Given instruction: Exactly as they appear, output all of the entries.

Task material:
┌──

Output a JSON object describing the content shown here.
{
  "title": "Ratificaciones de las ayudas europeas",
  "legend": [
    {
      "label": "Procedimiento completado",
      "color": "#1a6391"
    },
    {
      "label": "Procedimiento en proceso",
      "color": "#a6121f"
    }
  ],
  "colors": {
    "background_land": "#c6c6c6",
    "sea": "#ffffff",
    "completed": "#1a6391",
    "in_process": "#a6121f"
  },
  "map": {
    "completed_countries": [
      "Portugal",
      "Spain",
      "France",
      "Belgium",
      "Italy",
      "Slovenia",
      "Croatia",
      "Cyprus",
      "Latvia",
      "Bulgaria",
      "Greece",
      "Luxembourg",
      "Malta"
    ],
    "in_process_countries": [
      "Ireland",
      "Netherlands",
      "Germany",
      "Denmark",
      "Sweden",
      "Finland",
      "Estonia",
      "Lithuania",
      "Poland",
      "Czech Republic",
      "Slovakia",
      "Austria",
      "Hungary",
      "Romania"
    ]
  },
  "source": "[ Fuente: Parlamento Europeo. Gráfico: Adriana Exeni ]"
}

└──

Response to this exercise:
Output a JSON object describing the content shown here.
{
  "title": "Ratificaciones de las ayudas europeas",
  "legend": [
    {
      "label": "Procedimiento completado",
      "color": "#1a6391"
    },
    {
      "label": "Procedimiento en proceso",
      "color": "#a6121f"
    }
  ],
  "colors": {
    "background_land": "#c6c6c6",
    "sea": "#ffffff",
    "completed": "#1a6391",
    "in_process": "#a6121f"
  },
  "map": {
    "completed_countries": [
      "Portugal",
      "Spain",
      "France",
      "Belgium",
      "Italy",
      "Slovenia",
      "Croatia",
      "Cyprus",
      "Latvia",
      "Bulgaria",
      "Greece",
      "Luxembourg",
      "Malta"
    ],
    "in_process_countries": [
      "Ireland",
      "Netherlands",
      "Germany",
      "Denmark",
      "Sweden",
      "Finland",
      "Estonia",
      "Lithuania",
      "Poland",
      "Czech Republic",
      "Slovakia",
      "Austria",
      "Hungary",
      "Romania"
    ]
  },
  "source": "[ Fuente: Parlamento Europeo. Gráfico: Adriana Exeni ]"
}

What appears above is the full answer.